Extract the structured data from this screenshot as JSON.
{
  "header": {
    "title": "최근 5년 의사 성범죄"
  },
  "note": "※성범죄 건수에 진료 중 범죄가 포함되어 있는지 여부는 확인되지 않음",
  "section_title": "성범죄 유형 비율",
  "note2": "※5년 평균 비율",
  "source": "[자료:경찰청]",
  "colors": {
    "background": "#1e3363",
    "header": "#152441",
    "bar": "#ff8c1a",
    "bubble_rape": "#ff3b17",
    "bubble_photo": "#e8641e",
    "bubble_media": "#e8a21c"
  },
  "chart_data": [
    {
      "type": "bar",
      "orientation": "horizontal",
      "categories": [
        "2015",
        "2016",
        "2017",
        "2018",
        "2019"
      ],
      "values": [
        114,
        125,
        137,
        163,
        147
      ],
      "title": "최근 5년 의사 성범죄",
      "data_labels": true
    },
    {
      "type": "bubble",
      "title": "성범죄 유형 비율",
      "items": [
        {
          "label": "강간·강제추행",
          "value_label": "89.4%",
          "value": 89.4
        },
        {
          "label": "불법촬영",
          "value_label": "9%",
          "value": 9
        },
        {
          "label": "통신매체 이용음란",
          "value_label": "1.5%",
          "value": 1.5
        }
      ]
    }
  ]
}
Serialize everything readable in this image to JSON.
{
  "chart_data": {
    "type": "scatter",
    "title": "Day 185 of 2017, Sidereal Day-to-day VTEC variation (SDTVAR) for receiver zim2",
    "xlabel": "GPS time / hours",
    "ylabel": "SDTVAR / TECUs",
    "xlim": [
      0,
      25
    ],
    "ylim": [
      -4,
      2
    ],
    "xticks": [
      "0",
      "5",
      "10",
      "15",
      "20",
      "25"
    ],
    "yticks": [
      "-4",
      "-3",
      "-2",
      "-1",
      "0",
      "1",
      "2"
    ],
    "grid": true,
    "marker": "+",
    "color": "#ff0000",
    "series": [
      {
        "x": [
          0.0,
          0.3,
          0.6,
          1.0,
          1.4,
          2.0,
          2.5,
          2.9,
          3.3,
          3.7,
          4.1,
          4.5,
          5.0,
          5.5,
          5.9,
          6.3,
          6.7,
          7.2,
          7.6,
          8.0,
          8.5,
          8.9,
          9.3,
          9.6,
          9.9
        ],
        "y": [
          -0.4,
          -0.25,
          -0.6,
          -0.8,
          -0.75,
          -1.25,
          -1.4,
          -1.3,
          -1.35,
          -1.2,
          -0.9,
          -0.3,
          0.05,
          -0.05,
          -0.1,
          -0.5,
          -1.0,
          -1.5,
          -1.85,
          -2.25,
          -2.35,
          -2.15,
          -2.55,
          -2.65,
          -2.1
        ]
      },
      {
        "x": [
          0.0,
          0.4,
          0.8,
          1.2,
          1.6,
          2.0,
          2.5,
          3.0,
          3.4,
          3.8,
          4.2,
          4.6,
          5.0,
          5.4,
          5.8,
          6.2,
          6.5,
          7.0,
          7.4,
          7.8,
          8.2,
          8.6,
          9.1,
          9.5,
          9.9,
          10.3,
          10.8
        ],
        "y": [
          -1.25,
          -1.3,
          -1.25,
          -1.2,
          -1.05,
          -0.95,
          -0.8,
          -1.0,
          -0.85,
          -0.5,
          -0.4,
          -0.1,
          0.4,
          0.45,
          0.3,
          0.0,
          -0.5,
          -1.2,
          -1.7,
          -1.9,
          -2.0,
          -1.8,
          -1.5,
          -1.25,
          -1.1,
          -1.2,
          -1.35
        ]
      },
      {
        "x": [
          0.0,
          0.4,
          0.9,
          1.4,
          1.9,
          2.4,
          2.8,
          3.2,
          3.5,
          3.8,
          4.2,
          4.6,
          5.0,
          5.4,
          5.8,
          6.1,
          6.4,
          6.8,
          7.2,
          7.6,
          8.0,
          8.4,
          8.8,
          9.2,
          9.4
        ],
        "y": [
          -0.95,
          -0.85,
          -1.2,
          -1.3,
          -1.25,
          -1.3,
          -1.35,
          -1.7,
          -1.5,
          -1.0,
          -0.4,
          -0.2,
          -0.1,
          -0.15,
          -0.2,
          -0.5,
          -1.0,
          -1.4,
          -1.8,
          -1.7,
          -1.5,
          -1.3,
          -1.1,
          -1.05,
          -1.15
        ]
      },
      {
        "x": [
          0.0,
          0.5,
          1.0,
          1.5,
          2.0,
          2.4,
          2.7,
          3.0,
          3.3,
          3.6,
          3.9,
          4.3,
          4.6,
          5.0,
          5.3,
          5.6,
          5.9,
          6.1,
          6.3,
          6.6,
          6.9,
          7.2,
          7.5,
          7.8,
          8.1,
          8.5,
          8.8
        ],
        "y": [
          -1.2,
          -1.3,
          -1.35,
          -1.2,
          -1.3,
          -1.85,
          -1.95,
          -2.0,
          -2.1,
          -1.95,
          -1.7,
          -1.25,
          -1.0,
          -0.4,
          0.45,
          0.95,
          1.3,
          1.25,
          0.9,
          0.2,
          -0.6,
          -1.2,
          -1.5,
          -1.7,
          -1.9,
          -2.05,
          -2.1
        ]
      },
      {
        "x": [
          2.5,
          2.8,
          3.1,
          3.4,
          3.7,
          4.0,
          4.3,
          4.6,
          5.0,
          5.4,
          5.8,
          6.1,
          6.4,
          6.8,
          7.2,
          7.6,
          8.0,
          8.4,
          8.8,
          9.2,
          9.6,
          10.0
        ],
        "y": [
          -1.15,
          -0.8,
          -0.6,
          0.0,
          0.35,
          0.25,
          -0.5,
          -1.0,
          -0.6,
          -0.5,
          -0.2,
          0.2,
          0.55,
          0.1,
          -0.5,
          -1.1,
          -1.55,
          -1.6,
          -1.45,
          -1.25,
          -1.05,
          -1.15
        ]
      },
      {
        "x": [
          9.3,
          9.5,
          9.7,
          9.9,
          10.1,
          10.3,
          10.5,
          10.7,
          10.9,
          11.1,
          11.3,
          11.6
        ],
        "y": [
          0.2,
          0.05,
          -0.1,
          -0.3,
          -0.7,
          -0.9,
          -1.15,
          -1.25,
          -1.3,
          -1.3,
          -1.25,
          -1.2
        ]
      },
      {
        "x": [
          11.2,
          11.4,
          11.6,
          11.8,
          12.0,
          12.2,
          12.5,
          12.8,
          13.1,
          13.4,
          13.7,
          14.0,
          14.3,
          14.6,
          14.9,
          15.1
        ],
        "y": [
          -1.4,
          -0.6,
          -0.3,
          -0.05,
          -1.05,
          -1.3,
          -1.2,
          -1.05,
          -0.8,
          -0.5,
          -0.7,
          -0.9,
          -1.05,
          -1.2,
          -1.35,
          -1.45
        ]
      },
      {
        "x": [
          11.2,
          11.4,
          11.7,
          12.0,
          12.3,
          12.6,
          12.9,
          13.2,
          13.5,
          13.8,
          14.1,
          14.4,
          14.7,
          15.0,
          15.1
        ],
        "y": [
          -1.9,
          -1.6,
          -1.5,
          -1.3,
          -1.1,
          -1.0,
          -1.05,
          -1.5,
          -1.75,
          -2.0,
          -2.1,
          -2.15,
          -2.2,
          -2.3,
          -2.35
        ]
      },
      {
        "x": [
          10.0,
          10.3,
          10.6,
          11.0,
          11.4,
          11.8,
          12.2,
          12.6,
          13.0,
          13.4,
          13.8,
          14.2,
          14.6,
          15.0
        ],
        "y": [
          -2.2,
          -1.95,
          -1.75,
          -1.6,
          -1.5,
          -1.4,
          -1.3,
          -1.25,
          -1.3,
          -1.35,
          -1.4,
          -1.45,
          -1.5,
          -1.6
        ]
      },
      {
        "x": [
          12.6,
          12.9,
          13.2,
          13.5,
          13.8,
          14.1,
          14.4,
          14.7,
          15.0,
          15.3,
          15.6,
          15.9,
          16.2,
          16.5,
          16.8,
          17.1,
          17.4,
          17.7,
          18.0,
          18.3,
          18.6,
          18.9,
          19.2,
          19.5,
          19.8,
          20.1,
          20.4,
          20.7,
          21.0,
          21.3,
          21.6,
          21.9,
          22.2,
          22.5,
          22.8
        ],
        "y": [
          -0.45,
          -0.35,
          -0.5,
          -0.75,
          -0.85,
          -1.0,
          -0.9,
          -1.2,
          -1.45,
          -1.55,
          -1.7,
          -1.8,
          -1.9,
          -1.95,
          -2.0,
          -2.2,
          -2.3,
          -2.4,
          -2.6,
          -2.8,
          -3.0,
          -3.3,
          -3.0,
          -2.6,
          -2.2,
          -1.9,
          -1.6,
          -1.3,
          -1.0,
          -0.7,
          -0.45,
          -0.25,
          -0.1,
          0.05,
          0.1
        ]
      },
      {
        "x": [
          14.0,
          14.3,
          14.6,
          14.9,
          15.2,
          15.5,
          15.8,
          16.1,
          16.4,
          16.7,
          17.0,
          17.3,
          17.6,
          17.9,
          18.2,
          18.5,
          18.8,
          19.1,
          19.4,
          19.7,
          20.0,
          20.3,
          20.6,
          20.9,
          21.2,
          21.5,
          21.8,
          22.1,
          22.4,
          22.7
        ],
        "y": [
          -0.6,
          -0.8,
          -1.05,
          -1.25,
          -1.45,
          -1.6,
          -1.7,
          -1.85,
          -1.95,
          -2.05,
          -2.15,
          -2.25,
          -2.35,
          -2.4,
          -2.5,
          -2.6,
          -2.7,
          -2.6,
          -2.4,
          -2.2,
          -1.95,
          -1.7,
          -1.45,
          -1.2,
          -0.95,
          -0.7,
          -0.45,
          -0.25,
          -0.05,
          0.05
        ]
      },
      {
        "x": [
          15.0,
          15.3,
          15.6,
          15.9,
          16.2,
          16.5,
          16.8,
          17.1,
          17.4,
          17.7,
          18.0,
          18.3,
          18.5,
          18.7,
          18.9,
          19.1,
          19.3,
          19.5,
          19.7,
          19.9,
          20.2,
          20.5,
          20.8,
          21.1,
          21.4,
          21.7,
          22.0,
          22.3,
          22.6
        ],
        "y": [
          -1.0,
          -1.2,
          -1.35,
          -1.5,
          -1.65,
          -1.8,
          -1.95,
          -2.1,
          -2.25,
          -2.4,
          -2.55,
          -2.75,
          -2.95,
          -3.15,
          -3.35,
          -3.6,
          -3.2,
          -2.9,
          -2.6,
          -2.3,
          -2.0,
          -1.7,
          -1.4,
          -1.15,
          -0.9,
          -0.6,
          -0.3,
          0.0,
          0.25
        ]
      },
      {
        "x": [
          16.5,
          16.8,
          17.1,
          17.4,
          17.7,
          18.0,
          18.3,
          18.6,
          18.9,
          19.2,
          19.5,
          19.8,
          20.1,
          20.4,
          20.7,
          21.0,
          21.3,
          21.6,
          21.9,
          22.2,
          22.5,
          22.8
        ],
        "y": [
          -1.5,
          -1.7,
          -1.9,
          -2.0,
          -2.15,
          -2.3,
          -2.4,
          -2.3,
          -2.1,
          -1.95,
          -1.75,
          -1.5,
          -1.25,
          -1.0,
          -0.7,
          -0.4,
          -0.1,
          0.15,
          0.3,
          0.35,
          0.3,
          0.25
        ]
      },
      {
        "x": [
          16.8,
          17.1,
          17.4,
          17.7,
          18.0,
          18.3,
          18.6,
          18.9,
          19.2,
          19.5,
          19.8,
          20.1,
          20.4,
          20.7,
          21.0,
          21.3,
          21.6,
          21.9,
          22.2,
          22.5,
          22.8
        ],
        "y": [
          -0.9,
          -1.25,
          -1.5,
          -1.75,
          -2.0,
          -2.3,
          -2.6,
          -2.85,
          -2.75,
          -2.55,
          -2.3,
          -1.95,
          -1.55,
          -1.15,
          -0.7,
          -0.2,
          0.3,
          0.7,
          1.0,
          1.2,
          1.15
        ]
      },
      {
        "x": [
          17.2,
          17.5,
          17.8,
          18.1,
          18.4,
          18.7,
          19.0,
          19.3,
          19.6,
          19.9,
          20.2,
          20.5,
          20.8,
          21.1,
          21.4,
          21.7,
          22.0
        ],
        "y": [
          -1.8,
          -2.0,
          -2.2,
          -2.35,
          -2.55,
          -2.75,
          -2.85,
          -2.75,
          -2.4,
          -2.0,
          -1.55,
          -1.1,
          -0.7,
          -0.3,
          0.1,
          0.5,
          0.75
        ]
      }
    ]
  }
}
_ _ _ _ _
WRITTEN TASK -
Using the data above, copy each line that contains "JSON".

RESULT OF THE EXERCISE -
Extract the structured data from this screenshot as JSON.
Serialize everything readable in this image to JSON.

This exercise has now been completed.